-- Start --

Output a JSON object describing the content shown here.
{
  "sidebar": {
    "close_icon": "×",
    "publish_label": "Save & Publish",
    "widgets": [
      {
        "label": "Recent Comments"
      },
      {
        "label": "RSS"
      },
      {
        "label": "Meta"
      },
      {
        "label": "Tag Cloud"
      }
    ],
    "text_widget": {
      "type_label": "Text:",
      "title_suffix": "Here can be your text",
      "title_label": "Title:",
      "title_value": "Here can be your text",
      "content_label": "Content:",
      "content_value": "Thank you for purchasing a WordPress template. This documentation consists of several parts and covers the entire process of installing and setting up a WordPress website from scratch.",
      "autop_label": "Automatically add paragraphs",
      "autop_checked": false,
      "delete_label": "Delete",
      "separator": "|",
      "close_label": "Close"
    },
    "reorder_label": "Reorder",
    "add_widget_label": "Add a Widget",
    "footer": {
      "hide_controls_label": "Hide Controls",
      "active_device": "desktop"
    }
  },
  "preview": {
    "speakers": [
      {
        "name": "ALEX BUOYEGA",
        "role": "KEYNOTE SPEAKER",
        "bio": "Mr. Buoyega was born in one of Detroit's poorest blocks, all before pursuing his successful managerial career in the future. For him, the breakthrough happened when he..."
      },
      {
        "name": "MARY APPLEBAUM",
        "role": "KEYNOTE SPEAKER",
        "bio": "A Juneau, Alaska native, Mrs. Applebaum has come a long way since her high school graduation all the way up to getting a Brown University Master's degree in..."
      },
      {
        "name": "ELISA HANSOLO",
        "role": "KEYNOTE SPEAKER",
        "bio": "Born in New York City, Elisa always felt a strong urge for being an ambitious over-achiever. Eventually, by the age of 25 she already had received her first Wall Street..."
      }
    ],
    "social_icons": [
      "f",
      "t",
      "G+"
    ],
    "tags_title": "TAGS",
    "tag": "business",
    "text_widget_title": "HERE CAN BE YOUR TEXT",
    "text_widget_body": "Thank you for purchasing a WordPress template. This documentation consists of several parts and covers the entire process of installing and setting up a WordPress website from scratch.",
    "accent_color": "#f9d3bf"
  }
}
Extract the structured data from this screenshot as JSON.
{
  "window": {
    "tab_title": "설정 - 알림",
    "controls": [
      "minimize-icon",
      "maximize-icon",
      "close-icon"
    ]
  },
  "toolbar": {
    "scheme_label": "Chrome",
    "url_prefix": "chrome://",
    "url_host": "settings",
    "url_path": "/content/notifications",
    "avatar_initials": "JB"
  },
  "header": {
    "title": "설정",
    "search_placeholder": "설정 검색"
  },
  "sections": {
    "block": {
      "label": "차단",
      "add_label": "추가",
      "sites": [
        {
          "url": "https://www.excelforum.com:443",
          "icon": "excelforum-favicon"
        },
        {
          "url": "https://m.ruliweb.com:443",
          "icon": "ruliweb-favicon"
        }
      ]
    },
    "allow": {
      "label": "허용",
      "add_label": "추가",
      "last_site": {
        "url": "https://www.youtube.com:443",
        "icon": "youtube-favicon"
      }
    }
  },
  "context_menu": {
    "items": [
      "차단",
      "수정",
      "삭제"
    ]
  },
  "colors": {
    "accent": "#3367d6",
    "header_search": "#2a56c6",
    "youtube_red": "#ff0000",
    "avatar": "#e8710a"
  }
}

-- End --

● EXERCISE OBJECTIVE
Track down all lines above with the string "https" and copy them.

● SOLUTION BELOW
          "url": "https://www.excelforum.com:443",
          "url": "https://m.ruliweb.com:443",
        "url": "https://www.youtube.com:443",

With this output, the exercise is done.